» Data
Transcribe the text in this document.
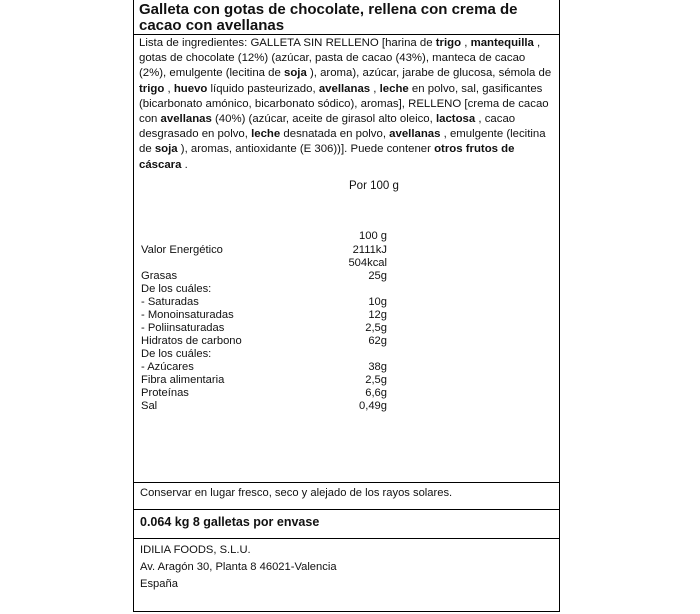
Galleta con gotas de chocolate, rellena con crema de cacao con avellanas
Lista de ingredientes: GALLETA SIN RELLENO [harina de trigo , mantequilla , gotas de chocolate (12%) (azúcar, pasta de cacao (43%), manteca de cacao (2%), emulgente (lecitina de soja ), aroma), azúcar, jarabe de glucosa, sémola de trigo , huevo líquido pasteurizado, avellanas , leche en polvo, sal, gasificantes (bicarbonato amónico, bicarbonato sódico), aromas], RELLENO [crema de cacao con avellanas (40%) (azúcar, aceite de girasol alto oleico, lactosa , cacao desgrasado en polvo, leche desnatada en polvo, avellanas , emulgente (lecitina de soja ), aromas, antioxidante (E 306))]. Puede contener otros frutos de cáscara .
Por 100 g
100 g
Valor Energético	2111kJ
504kcal
Grasas	25g
De los cuáles:
- Saturadas	10g
- Monoinsaturadas	12g
- Poliinsaturadas	2,5g
Hidratos de carbono	62g
De los cuáles:
- Azúcares	38g
Fibra alimentaria	2,5g
Proteínas	6,6g
Sal	0,49g
Conservar en lugar fresco, seco y alejado de los rayos solares.
0.064 kg 8 galletas por envase
IDILIA FOODS, S.L.U.
Av. Aragón 30, Planta 8 46021-Valencia
España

» Task instructions
Every record above should be written out again without change, except that the pictures are left out.

» Answer in full
Transcribe the text in this document.
Galleta con gotas de chocolate, rellena con crema de cacao con avellanas
Lista de ingredientes: GALLETA SIN RELLENO [harina de trigo , mantequilla , gotas de chocolate (12%) (azúcar, pasta de cacao (43%), manteca de cacao (2%), emulgente (lecitina de soja ), aroma), azúcar, jarabe de glucosa, sémola de trigo , huevo líquido pasteurizado, avellanas , leche en polvo, sal, gasificantes (bicarbonato amónico, bicarbonato sódico), aromas], RELLENO [crema de cacao con avellanas (40%) (azúcar, aceite de girasol alto oleico, lactosa , cacao desgrasado en polvo, leche desnatada en polvo, avellanas , emulgente (lecitina de soja ), aromas, antioxidante (E 306))]. Puede contener otros frutos de cáscara .
Por 100 g
100 g
Valor Energético	2111kJ
504kcal
Grasas	25g
De los cuáles:
- Saturadas	10g
- Monoinsaturadas	12g
- Poliinsaturadas	2,5g
Hidratos de carbono	62g
De los cuáles:
- Azúcares	38g
Fibra alimentaria	2,5g
Proteínas	6,6g
Sal	0,49g
Conservar en lugar fresco, seco y alejado de los rayos solares.
0.064 kg 8 galletas por envase
IDILIA FOODS, S.L.U.
Av. Aragón 30, Planta 8 46021-Valencia
España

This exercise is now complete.